Objective ▸ Reproduce every row below verbatim, without changing a single character.

>> START

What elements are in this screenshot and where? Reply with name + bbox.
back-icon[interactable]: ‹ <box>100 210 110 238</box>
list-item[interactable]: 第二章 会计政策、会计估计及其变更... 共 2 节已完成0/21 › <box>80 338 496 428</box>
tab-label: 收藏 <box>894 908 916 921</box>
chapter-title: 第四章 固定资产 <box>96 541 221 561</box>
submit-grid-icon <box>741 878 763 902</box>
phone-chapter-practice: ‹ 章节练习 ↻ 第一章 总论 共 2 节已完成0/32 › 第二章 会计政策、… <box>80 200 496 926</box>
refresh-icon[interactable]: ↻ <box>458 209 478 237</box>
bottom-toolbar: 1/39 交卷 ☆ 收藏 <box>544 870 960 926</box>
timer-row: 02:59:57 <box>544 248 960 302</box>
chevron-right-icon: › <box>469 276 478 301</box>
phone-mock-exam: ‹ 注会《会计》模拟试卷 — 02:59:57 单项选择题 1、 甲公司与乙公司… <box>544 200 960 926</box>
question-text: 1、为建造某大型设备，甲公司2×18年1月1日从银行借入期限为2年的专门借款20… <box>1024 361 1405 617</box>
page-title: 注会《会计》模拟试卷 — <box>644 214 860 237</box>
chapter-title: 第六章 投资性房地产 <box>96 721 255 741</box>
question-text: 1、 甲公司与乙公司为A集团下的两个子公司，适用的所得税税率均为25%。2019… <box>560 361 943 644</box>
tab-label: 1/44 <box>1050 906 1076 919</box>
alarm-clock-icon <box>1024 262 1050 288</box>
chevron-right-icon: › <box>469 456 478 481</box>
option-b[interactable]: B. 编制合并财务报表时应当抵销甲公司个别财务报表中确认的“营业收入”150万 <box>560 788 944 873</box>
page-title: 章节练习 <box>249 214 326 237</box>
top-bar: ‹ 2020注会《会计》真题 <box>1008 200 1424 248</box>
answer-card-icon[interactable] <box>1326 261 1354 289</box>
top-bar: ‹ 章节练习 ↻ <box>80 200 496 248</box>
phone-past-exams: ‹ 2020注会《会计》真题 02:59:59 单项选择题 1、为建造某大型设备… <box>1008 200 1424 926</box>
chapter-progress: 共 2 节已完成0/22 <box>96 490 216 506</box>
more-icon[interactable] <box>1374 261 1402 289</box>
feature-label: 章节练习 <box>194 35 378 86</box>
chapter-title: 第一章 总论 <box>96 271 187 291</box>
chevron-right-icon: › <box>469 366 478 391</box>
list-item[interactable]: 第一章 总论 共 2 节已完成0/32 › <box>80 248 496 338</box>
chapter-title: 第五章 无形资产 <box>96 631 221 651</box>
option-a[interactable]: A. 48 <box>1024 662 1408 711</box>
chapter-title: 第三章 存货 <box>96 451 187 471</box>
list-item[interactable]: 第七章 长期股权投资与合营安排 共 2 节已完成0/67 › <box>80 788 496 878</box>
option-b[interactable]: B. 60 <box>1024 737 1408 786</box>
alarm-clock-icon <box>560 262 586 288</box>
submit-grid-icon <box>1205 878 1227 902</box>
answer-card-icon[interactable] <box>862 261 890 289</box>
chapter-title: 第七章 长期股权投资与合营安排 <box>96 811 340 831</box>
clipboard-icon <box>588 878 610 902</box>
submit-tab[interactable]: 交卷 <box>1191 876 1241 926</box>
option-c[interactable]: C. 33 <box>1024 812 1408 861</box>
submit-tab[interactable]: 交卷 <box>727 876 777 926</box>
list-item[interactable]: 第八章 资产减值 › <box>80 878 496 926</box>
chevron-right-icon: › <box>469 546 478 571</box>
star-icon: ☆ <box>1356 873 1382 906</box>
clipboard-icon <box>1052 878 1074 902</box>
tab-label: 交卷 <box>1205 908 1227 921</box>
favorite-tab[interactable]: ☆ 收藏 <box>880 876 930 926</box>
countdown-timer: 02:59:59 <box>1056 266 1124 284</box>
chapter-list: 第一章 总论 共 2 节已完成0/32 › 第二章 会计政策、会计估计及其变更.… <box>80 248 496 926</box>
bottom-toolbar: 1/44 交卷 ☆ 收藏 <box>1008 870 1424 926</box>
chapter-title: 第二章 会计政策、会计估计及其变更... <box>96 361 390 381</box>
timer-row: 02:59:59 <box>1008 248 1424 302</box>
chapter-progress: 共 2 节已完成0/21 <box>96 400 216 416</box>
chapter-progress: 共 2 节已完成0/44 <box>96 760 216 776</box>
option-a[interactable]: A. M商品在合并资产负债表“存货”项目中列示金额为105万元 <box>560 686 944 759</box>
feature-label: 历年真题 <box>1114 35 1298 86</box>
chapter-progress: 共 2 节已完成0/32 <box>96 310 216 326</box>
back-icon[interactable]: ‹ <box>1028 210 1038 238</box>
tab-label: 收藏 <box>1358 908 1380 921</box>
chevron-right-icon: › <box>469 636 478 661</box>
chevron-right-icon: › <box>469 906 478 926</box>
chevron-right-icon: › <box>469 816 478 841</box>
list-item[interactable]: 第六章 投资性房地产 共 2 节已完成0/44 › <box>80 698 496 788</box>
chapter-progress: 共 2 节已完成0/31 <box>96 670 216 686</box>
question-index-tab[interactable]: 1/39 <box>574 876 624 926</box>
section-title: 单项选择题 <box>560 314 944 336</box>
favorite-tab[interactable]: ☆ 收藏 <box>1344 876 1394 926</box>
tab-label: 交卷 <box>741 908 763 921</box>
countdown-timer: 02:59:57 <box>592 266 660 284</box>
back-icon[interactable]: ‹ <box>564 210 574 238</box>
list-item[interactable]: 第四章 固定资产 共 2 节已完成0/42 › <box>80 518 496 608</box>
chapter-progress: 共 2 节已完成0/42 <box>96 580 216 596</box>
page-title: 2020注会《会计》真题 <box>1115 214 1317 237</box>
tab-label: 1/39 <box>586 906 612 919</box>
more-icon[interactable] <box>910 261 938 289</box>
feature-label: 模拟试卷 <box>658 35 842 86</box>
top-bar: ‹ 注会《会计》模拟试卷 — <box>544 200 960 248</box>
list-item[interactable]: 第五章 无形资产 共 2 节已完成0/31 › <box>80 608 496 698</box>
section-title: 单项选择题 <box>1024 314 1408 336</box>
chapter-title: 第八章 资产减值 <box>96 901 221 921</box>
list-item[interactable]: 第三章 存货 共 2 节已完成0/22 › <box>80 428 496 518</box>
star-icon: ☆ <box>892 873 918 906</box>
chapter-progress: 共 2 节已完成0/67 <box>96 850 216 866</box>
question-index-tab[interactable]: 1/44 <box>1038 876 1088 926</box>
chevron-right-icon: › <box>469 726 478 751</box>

>> END

Solved exercise ▸
What elements are in this screenshot and where? Reply with name + bbox.
back-icon[interactable]: ‹ <box>100 210 110 238</box>
list-item[interactable]: 第二章 会计政策、会计估计及其变更... 共 2 节已完成0/21 › <box>80 338 496 428</box>
tab-label: 收藏 <box>894 908 916 921</box>
chapter-title: 第四章 固定资产 <box>96 541 221 561</box>
submit-grid-icon <box>741 878 763 902</box>
phone-chapter-practice: ‹ 章节练习 ↻ 第一章 总论 共 2 节已完成0/32 › 第二章 会计政策、… <box>80 200 496 926</box>
refresh-icon[interactable]: ↻ <box>458 209 478 237</box>
bottom-toolbar: 1/39 交卷 ☆ 收藏 <box>544 870 960 926</box>
timer-row: 02:59:57 <box>544 248 960 302</box>
chevron-right-icon: › <box>469 276 478 301</box>
phone-mock-exam: ‹ 注会《会计》模拟试卷 — 02:59:57 单项选择题 1、 甲公司与乙公司… <box>544 200 960 926</box>
question-text: 1、为建造某大型设备，甲公司2×18年1月1日从银行借入期限为2年的专门借款20… <box>1024 361 1405 617</box>
page-title: 注会《会计》模拟试卷 — <box>644 214 860 237</box>
chapter-title: 第六章 投资性房地产 <box>96 721 255 741</box>
question-text: 1、 甲公司与乙公司为A集团下的两个子公司，适用的所得税税率均为25%。2019… <box>560 361 943 644</box>
tab-label: 1/44 <box>1050 906 1076 919</box>
alarm-clock-icon <box>1024 262 1050 288</box>
chevron-right-icon: › <box>469 456 478 481</box>
option-b[interactable]: B. 编制合并财务报表时应当抵销甲公司个别财务报表中确认的“营业收入”150万 <box>560 788 944 873</box>
page-title: 章节练习 <box>249 214 326 237</box>
top-bar: ‹ 2020注会《会计》真题 <box>1008 200 1424 248</box>
answer-card-icon[interactable] <box>1326 261 1354 289</box>
top-bar: ‹ 章节练习 ↻ <box>80 200 496 248</box>
phone-past-exams: ‹ 2020注会《会计》真题 02:59:59 单项选择题 1、为建造某大型设备… <box>1008 200 1424 926</box>
chapter-progress: 共 2 节已完成0/22 <box>96 490 216 506</box>
more-icon[interactable] <box>1374 261 1402 289</box>
feature-label: 章节练习 <box>194 35 378 86</box>
chapter-title: 第一章 总论 <box>96 271 187 291</box>
chevron-right-icon: › <box>469 366 478 391</box>
list-item[interactable]: 第一章 总论 共 2 节已完成0/32 › <box>80 248 496 338</box>
chapter-title: 第五章 无形资产 <box>96 631 221 651</box>
option-a[interactable]: A. 48 <box>1024 662 1408 711</box>
chapter-title: 第三章 存货 <box>96 451 187 471</box>
list-item[interactable]: 第七章 长期股权投资与合营安排 共 2 节已完成0/67 › <box>80 788 496 878</box>
option-b[interactable]: B. 60 <box>1024 737 1408 786</box>
alarm-clock-icon <box>560 262 586 288</box>
submit-grid-icon <box>1205 878 1227 902</box>
answer-card-icon[interactable] <box>862 261 890 289</box>
chapter-title: 第七章 长期股权投资与合营安排 <box>96 811 340 831</box>
clipboard-icon <box>588 878 610 902</box>
submit-tab[interactable]: 交卷 <box>1191 876 1241 926</box>
option-c[interactable]: C. 33 <box>1024 812 1408 861</box>
submit-tab[interactable]: 交卷 <box>727 876 777 926</box>
list-item[interactable]: 第八章 资产减值 › <box>80 878 496 926</box>
chevron-right-icon: › <box>469 546 478 571</box>
star-icon: ☆ <box>1356 873 1382 906</box>
clipboard-icon <box>1052 878 1074 902</box>
tab-label: 交卷 <box>1205 908 1227 921</box>
favorite-tab[interactable]: ☆ 收藏 <box>880 876 930 926</box>
countdown-timer: 02:59:59 <box>1056 266 1124 284</box>
chapter-list: 第一章 总论 共 2 节已完成0/32 › 第二章 会计政策、会计估计及其变更.… <box>80 248 496 926</box>
bottom-toolbar: 1/44 交卷 ☆ 收藏 <box>1008 870 1424 926</box>
chapter-title: 第二章 会计政策、会计估计及其变更... <box>96 361 390 381</box>
timer-row: 02:59:59 <box>1008 248 1424 302</box>
chapter-progress: 共 2 节已完成0/21 <box>96 400 216 416</box>
chapter-progress: 共 2 节已完成0/44 <box>96 760 216 776</box>
option-a[interactable]: A. M商品在合并资产负债表“存货”项目中列示金额为105万元 <box>560 686 944 759</box>
feature-label: 历年真题 <box>1114 35 1298 86</box>
chapter-progress: 共 2 节已完成0/32 <box>96 310 216 326</box>
back-icon[interactable]: ‹ <box>1028 210 1038 238</box>
tab-label: 收藏 <box>1358 908 1380 921</box>
chevron-right-icon: › <box>469 636 478 661</box>
chevron-right-icon: › <box>469 906 478 926</box>
chevron-right-icon: › <box>469 816 478 841</box>
list-item[interactable]: 第六章 投资性房地产 共 2 节已完成0/44 › <box>80 698 496 788</box>
chapter-progress: 共 2 节已完成0/31 <box>96 670 216 686</box>
question-index-tab[interactable]: 1/39 <box>574 876 624 926</box>
section-title: 单项选择题 <box>560 314 944 336</box>
favorite-tab[interactable]: ☆ 收藏 <box>1344 876 1394 926</box>
tab-label: 交卷 <box>741 908 763 921</box>
countdown-timer: 02:59:57 <box>592 266 660 284</box>
back-icon[interactable]: ‹ <box>564 210 574 238</box>
list-item[interactable]: 第四章 固定资产 共 2 节已完成0/42 › <box>80 518 496 608</box>
chapter-progress: 共 2 节已完成0/42 <box>96 580 216 596</box>
page-title: 2020注会《会计》真题 <box>1115 214 1317 237</box>
tab-label: 1/39 <box>586 906 612 919</box>
more-icon[interactable] <box>910 261 938 289</box>
feature-label: 模拟试卷 <box>658 35 842 86</box>
top-bar: ‹ 注会《会计》模拟试卷 — <box>544 200 960 248</box>
list-item[interactable]: 第五章 无形资产 共 2 节已完成0/31 › <box>80 608 496 698</box>
section-title: 单项选择题 <box>1024 314 1408 336</box>
chapter-title: 第八章 资产减值 <box>96 901 221 921</box>
list-item[interactable]: 第三章 存货 共 2 节已完成0/22 › <box>80 428 496 518</box>
star-icon: ☆ <box>892 873 918 906</box>
chapter-progress: 共 2 节已完成0/67 <box>96 850 216 866</box>
question-index-tab[interactable]: 1/44 <box>1038 876 1088 926</box>
chevron-right-icon: › <box>469 726 478 751</box>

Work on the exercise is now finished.